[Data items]
════════

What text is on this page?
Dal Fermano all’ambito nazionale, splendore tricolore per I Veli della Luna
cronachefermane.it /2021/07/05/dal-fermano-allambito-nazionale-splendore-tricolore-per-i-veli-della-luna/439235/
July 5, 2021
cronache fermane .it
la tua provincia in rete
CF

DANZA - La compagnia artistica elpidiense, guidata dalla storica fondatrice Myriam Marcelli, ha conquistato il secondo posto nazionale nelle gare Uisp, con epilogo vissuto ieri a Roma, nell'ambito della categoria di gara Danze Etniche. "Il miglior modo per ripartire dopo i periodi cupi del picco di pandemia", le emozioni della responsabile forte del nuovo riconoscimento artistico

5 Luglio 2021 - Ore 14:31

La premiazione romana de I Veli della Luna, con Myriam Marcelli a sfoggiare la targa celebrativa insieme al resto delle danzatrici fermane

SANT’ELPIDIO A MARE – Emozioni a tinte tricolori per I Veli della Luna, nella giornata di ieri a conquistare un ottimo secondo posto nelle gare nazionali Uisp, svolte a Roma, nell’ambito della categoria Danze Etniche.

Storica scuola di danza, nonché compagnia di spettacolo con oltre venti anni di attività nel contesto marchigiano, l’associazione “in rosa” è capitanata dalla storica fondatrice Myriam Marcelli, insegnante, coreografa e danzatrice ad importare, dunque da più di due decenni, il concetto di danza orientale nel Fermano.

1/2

════════

* _Required task_
Write out every entry exactly as given.

* _Exercise output_
What text is on this page?
Dal Fermano all’ambito nazionale, splendore tricolore per I Veli della Luna
cronachefermane.it /2021/07/05/dal-fermano-allambito-nazionale-splendore-tricolore-per-i-veli-della-luna/439235/
July 5, 2021
cronache fermane .it
la tua provincia in rete
CF

DANZA - La compagnia artistica elpidiense, guidata dalla storica fondatrice Myriam Marcelli, ha conquistato il secondo posto nazionale nelle gare Uisp, con epilogo vissuto ieri a Roma, nell'ambito della categoria di gara Danze Etniche. "Il miglior modo per ripartire dopo i periodi cupi del picco di pandemia", le emozioni della responsabile forte del nuovo riconoscimento artistico

5 Luglio 2021 - Ore 14:31

La premiazione romana de I Veli della Luna, con Myriam Marcelli a sfoggiare la targa celebrativa insieme al resto delle danzatrici fermane

SANT’ELPIDIO A MARE – Emozioni a tinte tricolori per I Veli della Luna, nella giornata di ieri a conquistare un ottimo secondo posto nelle gare nazionali Uisp, svolte a Roma, nell’ambito della categoria Danze Etniche.

Storica scuola di danza, nonché compagnia di spettacolo con oltre venti anni di attività nel contesto marchigiano, l’associazione “in rosa” è capitanata dalla storica fondatrice Myriam Marcelli, insegnante, coreografa e danzatrice ad importare, dunque da più di due decenni, il concetto di danza orientale nel Fermano.

1/2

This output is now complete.